* **SOURCE EXCERPT**:
There were not 50 arrests. You could count the arrests on the night of on your fingers, and at least part of those were nearby onlookers - not rioters - who "failed to disperse". There were probably 50 who were investigated by the conduct board, and several were sanctioned. Very few were charged and even fewer were convicted. I don't think they got a single felony out of the whole thing.
Statements made to the media in the aftermath, and the resulting stories, inflated the event to something much larger than it was. Some claimed that there were 2,000 people rioting. Pictures never supported that, and the area that it was located makes it even more unlikely. The crowd that rushed the field after the Boise State game was much larger than the "riot". Maybe a couple hundred participants, led by a handful of morons at the core, seems more likely based on the video and still photos that came out after...and there were probably a couple hundred more onlookers who didn't participate. So yes, overblown. Yes, there were injuries, although most of those were minor. Media reports at the time indicate that 18 of 23 responders were treated and released, but subsequent reports have changed the language and now typically say '23 officers were injured'. Technically true, but misleading. Again, overblown.
As for mismanagement, there's really no argument about this. The original incident was at a well-known party house in the heart of greek row...directly across the street from one fraternity, and about halfway between The Coug and what was then Shakers. This house regularly had large parties. At some point, it became a police target. Cops (Pullman, not WSU) would regularly walk by, and whenever someone stepped off the lawn and onto the sidewalk they'd demand ID and write MIP/C or whatever they could justify. It got to the point that the occupants started fencing the yard with tarps whenever they had a party (don't remember if that was pre-riot or post-riot). Anyway, two officers were - according to PPD - called for a pedestrian/vehicle accident at the intersection in front of the house, which apparently didn't happen. According to them, once they got there people at the party started 'pelting them with rocks and beer cans'. I started questioning the story right then, because Pullman isn't known for its abundance of rocks, and this house wasn't xeriscaped in 1998. Anyway, the two cops retreat a few blocks and call for backup.

* **INSTRUCTIONS**:
A – Reproduce verbatim everything in the post about the Pullman riot from "There were not" down to "the whole thing.".
B – For each statement below, say whether it agrees with the post about the Pullman riot, and quote the words of the post that decide it.
(i) Of the 23 responders, 18 were treated and released, according to media reports at the time.
(ii) The crowd that rushed the field after the Boise State game was smaller than the riot.
(iii) Several of the people investigated by the conduct board were sanctioned.
C – Extend the post about the Pullman riot, starting right after its final sentence.

* **EXTRACTED DATA**:
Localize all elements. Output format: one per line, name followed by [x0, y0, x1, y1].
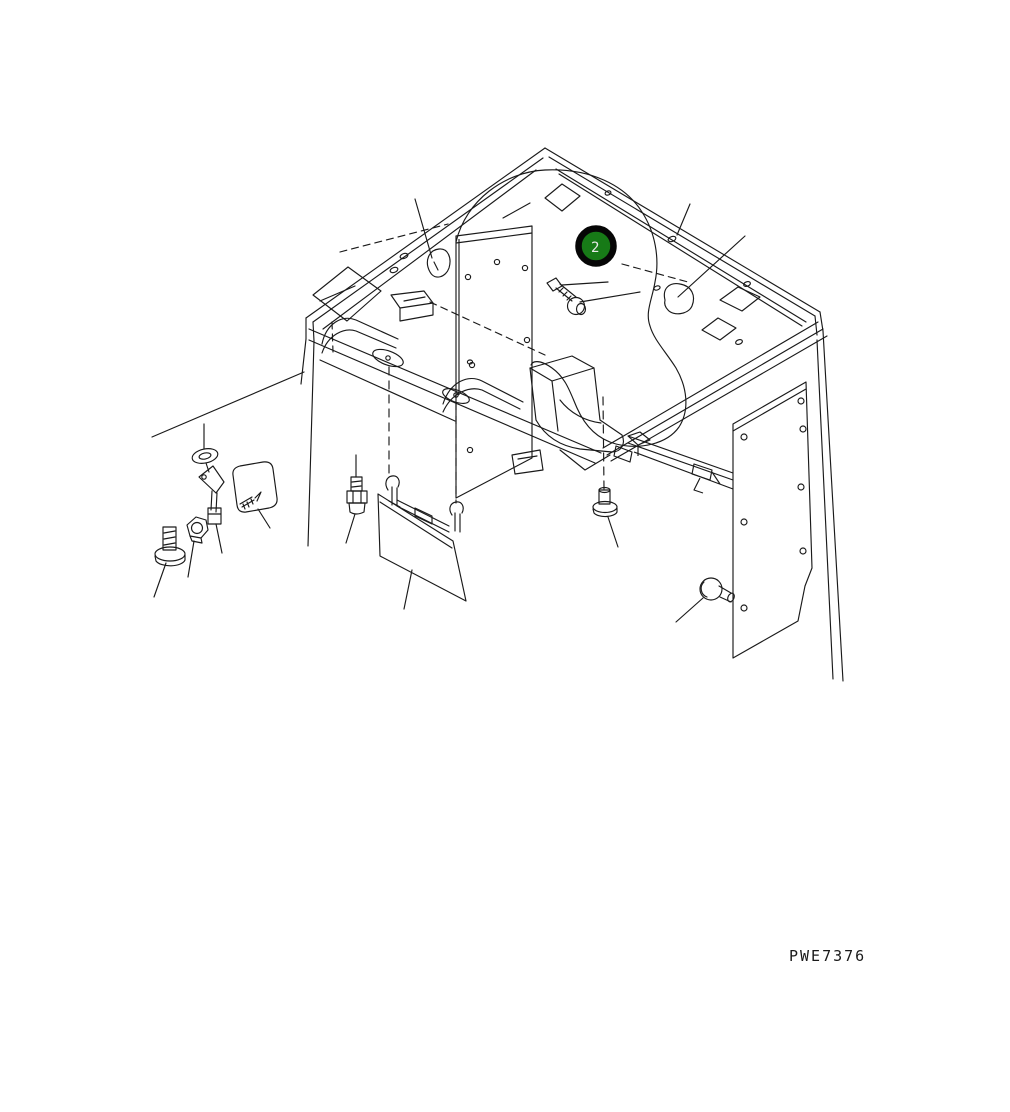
steering-column — [512, 356, 623, 474]
callout-balloon-2[interactable]: 2 — [579, 229, 614, 264]
side-panel — [733, 382, 812, 658]
hanging-plate — [378, 494, 466, 601]
bolt-part-left — [154, 527, 185, 597]
bolt-part-under-floor — [593, 488, 618, 548]
hardware-right-cluster — [547, 278, 736, 622]
side-panel-assembly — [614, 382, 812, 658]
washer-part — [191, 424, 219, 472]
grommet-part — [676, 578, 736, 622]
plug-bolt-part — [346, 455, 367, 543]
nut-part — [187, 517, 208, 577]
balloon-label: 2 — [591, 240, 599, 256]
right-pillar-edge — [823, 331, 843, 681]
drawing-code: PWE7376 — [789, 947, 866, 965]
left-pillar-edge — [308, 341, 314, 546]
hardware-left-cluster — [152, 372, 304, 597]
plate-with-screw-part — [233, 462, 277, 528]
parts-diagram-page: 2 PWE7376 — [0, 0, 1010, 1112]
hanging-plate-assembly — [346, 455, 466, 609]
parts-diagram: 2 PWE7376 — [0, 0, 1010, 1112]
bracket-rod-part — [199, 466, 224, 553]
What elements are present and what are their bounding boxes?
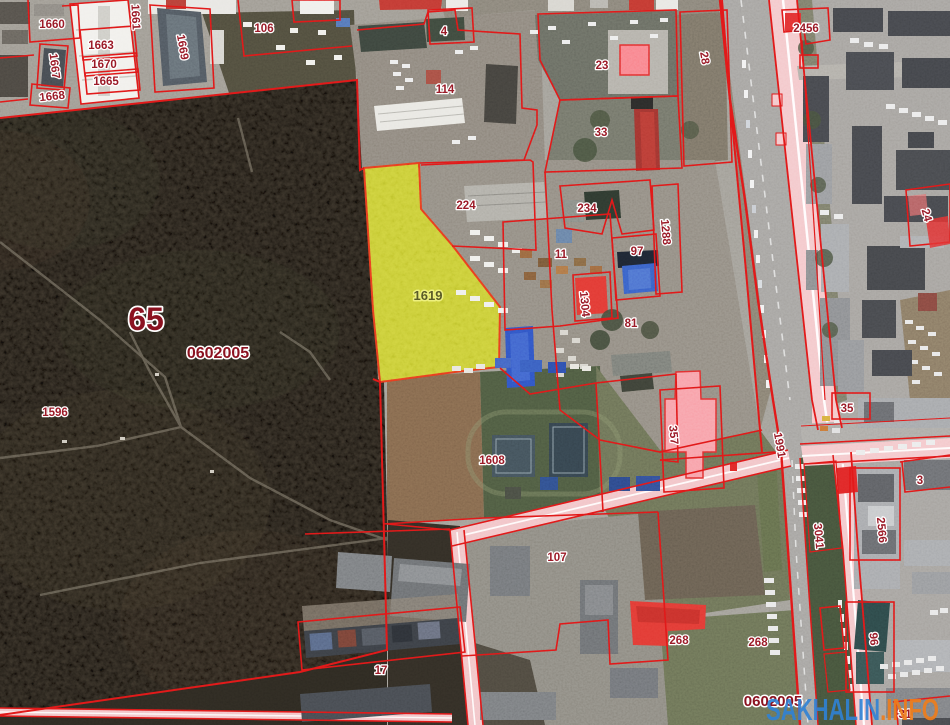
svg-text:1660: 1660 xyxy=(39,19,65,31)
svg-text:234: 234 xyxy=(577,203,597,215)
svg-text:11: 11 xyxy=(555,249,568,261)
svg-text:114: 114 xyxy=(436,84,455,96)
svg-text:1304: 1304 xyxy=(577,291,591,318)
svg-text:268: 268 xyxy=(748,637,768,649)
svg-text:23: 23 xyxy=(596,60,609,72)
svg-text:1596: 1596 xyxy=(42,407,68,419)
svg-text:35: 35 xyxy=(841,403,854,415)
svg-text:1665: 1665 xyxy=(93,76,119,88)
svg-text:268: 268 xyxy=(669,635,689,647)
svg-text:107: 107 xyxy=(547,552,566,564)
svg-text:224: 224 xyxy=(456,200,476,212)
svg-text:1670: 1670 xyxy=(91,59,117,71)
svg-text:106: 106 xyxy=(254,23,273,35)
svg-text:1663: 1663 xyxy=(88,40,114,52)
svg-text:0602005: 0602005 xyxy=(187,345,249,362)
svg-text:33: 33 xyxy=(595,127,608,139)
svg-text:357: 357 xyxy=(666,425,680,445)
svg-text:1608: 1608 xyxy=(479,455,505,467)
svg-text:SAKHALIN.INFO: SAKHALIN.INFO xyxy=(766,692,939,725)
svg-text:1288: 1288 xyxy=(658,219,672,246)
svg-text:3041: 3041 xyxy=(811,523,825,550)
svg-text:1619: 1619 xyxy=(414,288,443,303)
svg-text:2566: 2566 xyxy=(874,517,888,544)
svg-text:97: 97 xyxy=(631,246,644,258)
svg-text:4: 4 xyxy=(441,26,448,38)
svg-text:65: 65 xyxy=(128,301,164,337)
svg-text:17: 17 xyxy=(375,665,388,677)
svg-text:81: 81 xyxy=(625,318,638,330)
svg-text:96: 96 xyxy=(866,632,879,646)
svg-text:2456: 2456 xyxy=(793,23,819,35)
svg-text:1661: 1661 xyxy=(128,4,141,31)
svg-text:3: 3 xyxy=(917,475,923,487)
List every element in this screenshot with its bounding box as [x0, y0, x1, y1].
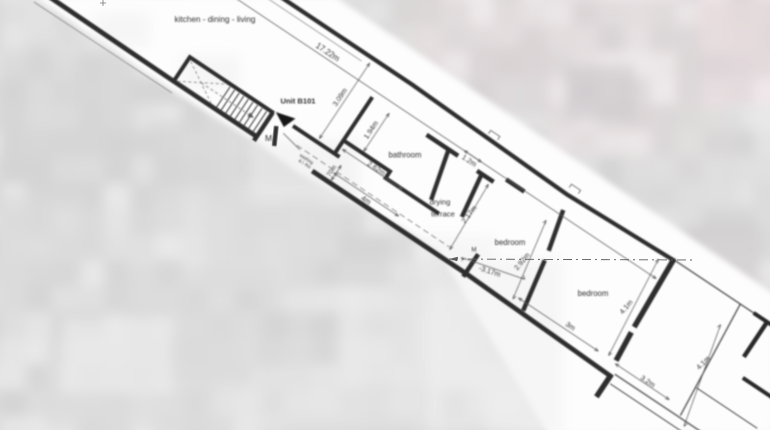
svg-text:kitchen - dining - living: kitchen - dining - living [174, 15, 255, 24]
svg-text:bedroom: bedroom [578, 289, 609, 298]
svg-text:terrace: terrace [431, 210, 455, 219]
svg-text:bedroom: bedroom [495, 238, 526, 247]
svg-text:drying: drying [430, 198, 451, 207]
svg-text:M: M [265, 133, 272, 143]
svg-text:Unit B101: Unit B101 [280, 97, 316, 106]
svg-text:bathroom: bathroom [389, 151, 422, 160]
svg-text:M: M [471, 247, 476, 254]
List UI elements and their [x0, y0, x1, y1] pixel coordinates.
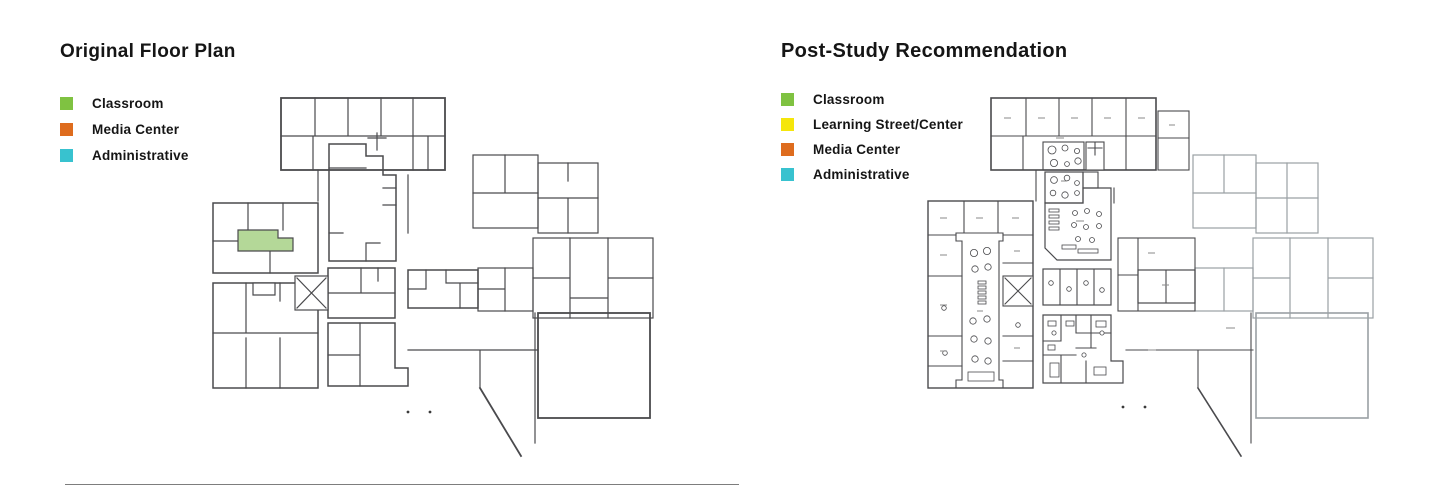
legend-label: Media Center [92, 122, 179, 137]
legend-label: Administrative [813, 167, 910, 182]
legend-row-classroom: Classroom [60, 90, 189, 116]
administrative-swatch [60, 149, 73, 162]
left-legend: Classroom Media Center Administrative [60, 90, 189, 168]
classroom-swatch [60, 97, 73, 110]
original-floor-plan-drawing [208, 93, 670, 475]
legend-label: Classroom [813, 92, 885, 107]
classroom-swatch [781, 93, 794, 106]
left-panel-underline [65, 484, 739, 485]
right-panel-title: Post-Study Recommendation [781, 40, 1067, 63]
post-study-floor-plan-drawing [926, 93, 1390, 475]
legend-row-administrative: Administrative [60, 142, 189, 168]
legend-row-media-center: Media Center [60, 116, 189, 142]
future-phase-walls [1193, 155, 1373, 418]
building-walls [281, 98, 650, 456]
legend-label: Classroom [92, 96, 164, 111]
entry-dots [1122, 406, 1147, 409]
left-panel-title: Original Floor Plan [60, 41, 236, 63]
learning-street-swatch [781, 118, 794, 131]
media-center-zone-original [329, 144, 396, 261]
media-center-swatch [60, 123, 73, 136]
legend-label: Administrative [92, 148, 189, 163]
media-center-swatch [781, 143, 794, 156]
page: { "colors": { "classroom": "#7FC241", "c… [0, 0, 1455, 491]
legend-label: Media Center [813, 142, 900, 157]
administrative-swatch [781, 168, 794, 181]
entry-dots [407, 411, 432, 414]
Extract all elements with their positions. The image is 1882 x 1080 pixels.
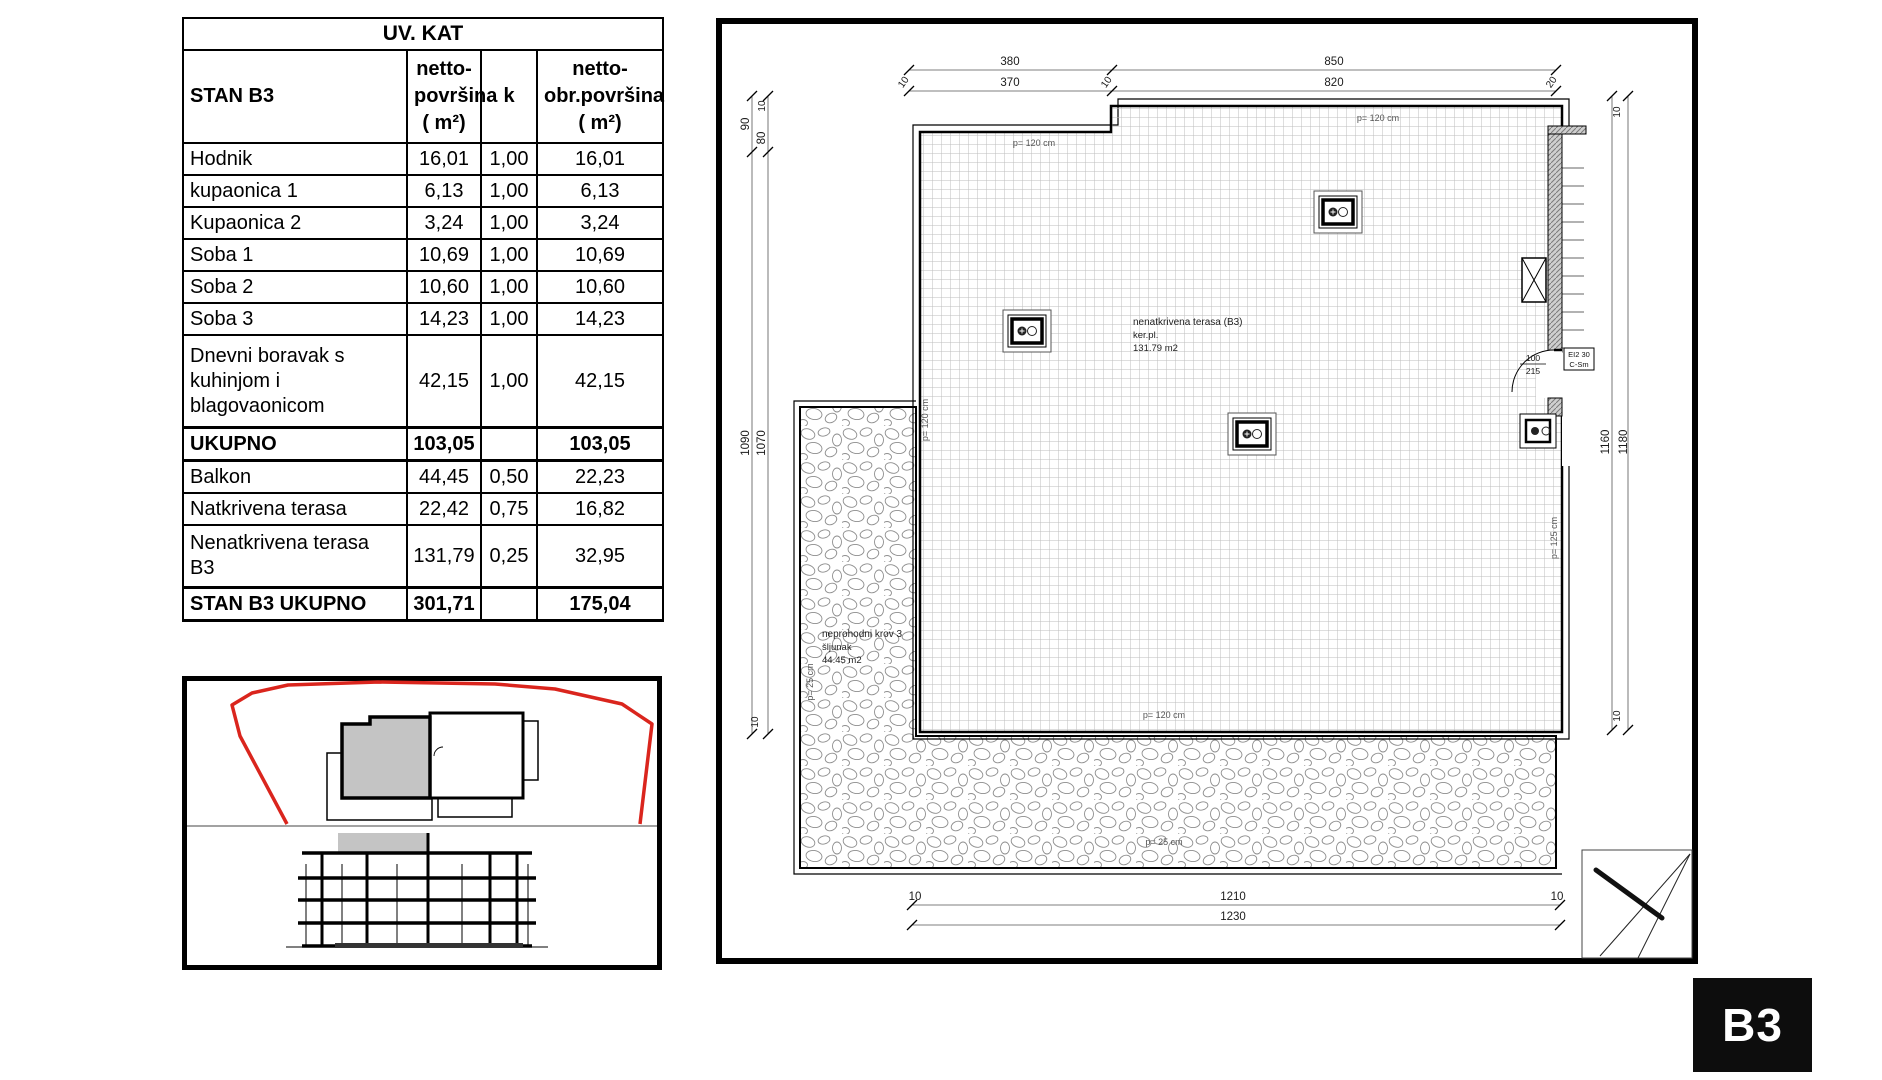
cell-name: Balkon xyxy=(183,461,407,494)
cell-k: 1,00 xyxy=(481,303,537,335)
cell-netto: 16,01 xyxy=(407,143,481,175)
terrace-label-line2: ker.pl. xyxy=(1133,330,1158,341)
cell-name: kupaonica 1 xyxy=(183,175,407,207)
dim-820: 820 xyxy=(1324,77,1343,89)
table-row: Dnevni boravak s kuhinjom i blagovaonico… xyxy=(183,335,663,428)
cell-netto: 44,45 xyxy=(407,461,481,494)
dim-90: 90 xyxy=(740,118,752,131)
cell-name: Soba 3 xyxy=(183,303,407,335)
elevation-unit-highlight xyxy=(338,833,427,853)
dim-10: 10 xyxy=(1612,710,1623,722)
cell-name: UKUPNO xyxy=(183,428,407,461)
dim-1230: 1230 xyxy=(1220,911,1246,923)
table-header-row: STAN B3 netto- površina ( m²) k netto- o… xyxy=(183,50,663,143)
table-row-total: UKUPNO 103,05 103,05 xyxy=(183,428,663,461)
table-row: Soba 2 10,60 1,00 10,60 xyxy=(183,271,663,303)
cell-obr: 16,01 xyxy=(537,143,663,175)
table-row: Nenatkrivena terasa B3 131,79 0,25 32,95 xyxy=(183,525,663,588)
cell-k xyxy=(481,588,537,621)
unit-badge: B3 xyxy=(1693,978,1812,1072)
wall-hatched xyxy=(1548,134,1562,352)
dim-10: 10 xyxy=(1612,106,1623,118)
cell-obr: 16,82 xyxy=(537,493,663,525)
cell-obr: 10,69 xyxy=(537,239,663,271)
table-row: Natkrivena terasa 22,42 0,75 16,82 xyxy=(183,493,663,525)
cell-k: 1,00 xyxy=(481,335,537,428)
architectural-sheet: UV. KAT STAN B3 netto- površina ( m²) k … xyxy=(0,0,1882,1080)
dim-80: 80 xyxy=(756,132,768,145)
unit-badge-label: B3 xyxy=(1722,998,1783,1052)
cell-k: 0,50 xyxy=(481,461,537,494)
cell-obr: 14,23 xyxy=(537,303,663,335)
dim-10: 10 xyxy=(750,716,761,728)
building-neighbour-unit xyxy=(430,713,523,798)
column-header-netto: netto- površina ( m²) xyxy=(407,50,481,143)
cell-k: 1,00 xyxy=(481,239,537,271)
dim-380: 380 xyxy=(1000,56,1019,68)
skylight-icon xyxy=(1228,413,1276,455)
cell-obr: 175,04 xyxy=(537,588,663,621)
dim-1160: 1160 xyxy=(1600,430,1612,455)
cell-netto: 22,42 xyxy=(407,493,481,525)
footprint-side xyxy=(523,721,538,780)
wall-hatched-cap xyxy=(1548,126,1586,134)
table-row: Hodnik 16,01 1,00 16,01 xyxy=(183,143,663,175)
cell-netto: 10,69 xyxy=(407,239,481,271)
terrace-label-line3: 131.79 m2 xyxy=(1133,343,1178,354)
cell-name: Hodnik xyxy=(183,143,407,175)
slope-label: p= 120 cm xyxy=(920,399,930,441)
terrace-label-line1: nenatkrivena terasa (B3) xyxy=(1133,317,1243,328)
table-row: Balkon 44,45 0,50 22,23 xyxy=(183,461,663,494)
cell-name: Kupaonica 2 xyxy=(183,207,407,239)
cell-k: 1,00 xyxy=(481,175,537,207)
cell-netto: 3,24 xyxy=(407,207,481,239)
cell-k: 0,75 xyxy=(481,493,537,525)
table-row: kupaonica 1 6,13 1,00 6,13 xyxy=(183,175,663,207)
site-plan-key xyxy=(182,676,662,970)
cell-netto: 301,71 xyxy=(407,588,481,621)
wall-hatched-stub xyxy=(1548,398,1562,416)
cell-k: 1,00 xyxy=(481,207,537,239)
dim-10: 10 xyxy=(1551,891,1564,903)
cell-k: 1,00 xyxy=(481,271,537,303)
cell-obr: 6,13 xyxy=(537,175,663,207)
table-title-row: UV. KAT xyxy=(183,18,663,50)
cell-obr: 3,24 xyxy=(537,207,663,239)
elevation-base-bar xyxy=(335,943,523,948)
column-header-obr: netto- obr.površina ( m²) xyxy=(537,50,663,143)
cell-k xyxy=(481,428,537,461)
cell-obr: 22,23 xyxy=(537,461,663,494)
cell-netto: 42,15 xyxy=(407,335,481,428)
fire-door-class: EI2 30 xyxy=(1568,350,1590,359)
table-title: UV. KAT xyxy=(183,18,663,50)
cell-name: STAN B3 UKUPNO xyxy=(183,588,407,621)
cell-obr: 42,15 xyxy=(537,335,663,428)
cell-obr: 10,60 xyxy=(537,271,663,303)
slope-label: p= 120 cm xyxy=(1143,710,1185,720)
cell-netto: 103,05 xyxy=(407,428,481,461)
cell-obr: 32,95 xyxy=(537,525,663,588)
building-unit-b3-highlight xyxy=(342,717,430,798)
stairwell-clear xyxy=(1562,126,1588,466)
cell-name: Soba 1 xyxy=(183,239,407,271)
cell-name: Natkrivena terasa xyxy=(183,493,407,525)
dim-1180: 1180 xyxy=(1618,430,1630,455)
roof-label-line2: šljunak xyxy=(822,642,852,653)
cell-netto: 6,13 xyxy=(407,175,481,207)
roof-label-line1: neprohodni krov 3 xyxy=(822,629,902,640)
door-height: 215 xyxy=(1526,366,1540,376)
fire-door-closer: C-Sm xyxy=(1569,360,1588,369)
cell-obr: 103,05 xyxy=(537,428,663,461)
skylight-icon xyxy=(1314,191,1362,233)
cell-k: 1,00 xyxy=(481,143,537,175)
floor-plan: 100 215 EI2 30 C-Sm 380 850 37 xyxy=(716,18,1698,964)
dim-850: 850 xyxy=(1324,56,1343,68)
slope-label: p= 25 cm xyxy=(1145,837,1182,847)
dim-10: 10 xyxy=(757,100,768,112)
slope-label: p= 25 cm xyxy=(805,663,815,700)
dim-1090: 1090 xyxy=(740,430,752,456)
dim-10: 10 xyxy=(909,891,922,903)
column-header-name: STAN B3 xyxy=(183,50,407,143)
cell-name: Dnevni boravak s kuhinjom i blagovaonico… xyxy=(183,335,407,428)
dim-1210: 1210 xyxy=(1220,891,1246,903)
table-row: Soba 3 14,23 1,00 14,23 xyxy=(183,303,663,335)
cell-name: Nenatkrivena terasa B3 xyxy=(183,525,407,588)
vent-fixture-icon xyxy=(1520,414,1556,448)
cell-k: 0,25 xyxy=(481,525,537,588)
cell-name: Soba 2 xyxy=(183,271,407,303)
cell-netto: 10,60 xyxy=(407,271,481,303)
skylight-icon xyxy=(1003,310,1051,352)
table-row: Soba 1 10,69 1,00 10,69 xyxy=(183,239,663,271)
slope-label: p= 120 cm xyxy=(1357,113,1399,123)
slope-label: p= 120 cm xyxy=(1013,138,1055,148)
area-table: UV. KAT STAN B3 netto- površina ( m²) k … xyxy=(182,17,664,622)
dim-1070: 1070 xyxy=(756,430,768,456)
dim-370: 370 xyxy=(1000,77,1019,89)
cell-netto: 14,23 xyxy=(407,303,481,335)
roof-label-line3: 44.45 m2 xyxy=(822,655,862,666)
door-width: 100 xyxy=(1526,353,1540,363)
north-arrow-icon xyxy=(1582,850,1692,958)
table-row: Kupaonica 2 3,24 1,00 3,24 xyxy=(183,207,663,239)
slope-label: p= 125 cm xyxy=(1549,517,1559,559)
cell-netto: 131,79 xyxy=(407,525,481,588)
table-row-grand-total: STAN B3 UKUPNO 301,71 175,04 xyxy=(183,588,663,621)
footprint-lower-right xyxy=(438,798,512,817)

* **EXERCISE ANSWERS**:
A –
There were not 50 arrests. You could count the arrests on the night of on your fingers, and at least part of those were nearby onlookers - not rioters - who "failed to disperse". There were probably 50 who were investigated by the conduct board, and several were sanctioned. Very few were charged and even fewer were convicted. I don't think they got a single felony out of the whole thing.

B –
(i) Yes: "Media reports at the time indicate that 18 of 23 responders were treated and released"
(ii) No: "The crowd that rushed the field after the Boise State game was much larger than the "riot"."
(iii) Yes: "There were probably 50 who were investigated by the conduct board, and several were sanctioned."

C –
After that, cops just kept making things worse. They closed the bars and parties, and added a couple hundred more drunk (and now pissed off by the early closure) students to the handful of unrulies already in the street. Then, rather than setting a perimeter and letting the crowd fizzle out on its own, they decided to force them to comply - advancing in formation and launching tear gas. As if that wasn't enough, their path of advance cut off the route home for most of the crowd. And then, their tactics came apart. The group of WSU/Pullman officers ended up driving the crowd right into the County/State group, so the crowd was trapped. Then, somehow the county/state group retreated to the point that they were at the bottom of the hill on Colorado, and the bottom of the hill is hardly ever a good position.
So, let's recap - cops reacted to an incident with a small group in a manner that turned it into a big group. Then they forced a confrontation with the big group, with a simultaneous escalation, and then cornered said group with no way to escape. Yes...mismanaged.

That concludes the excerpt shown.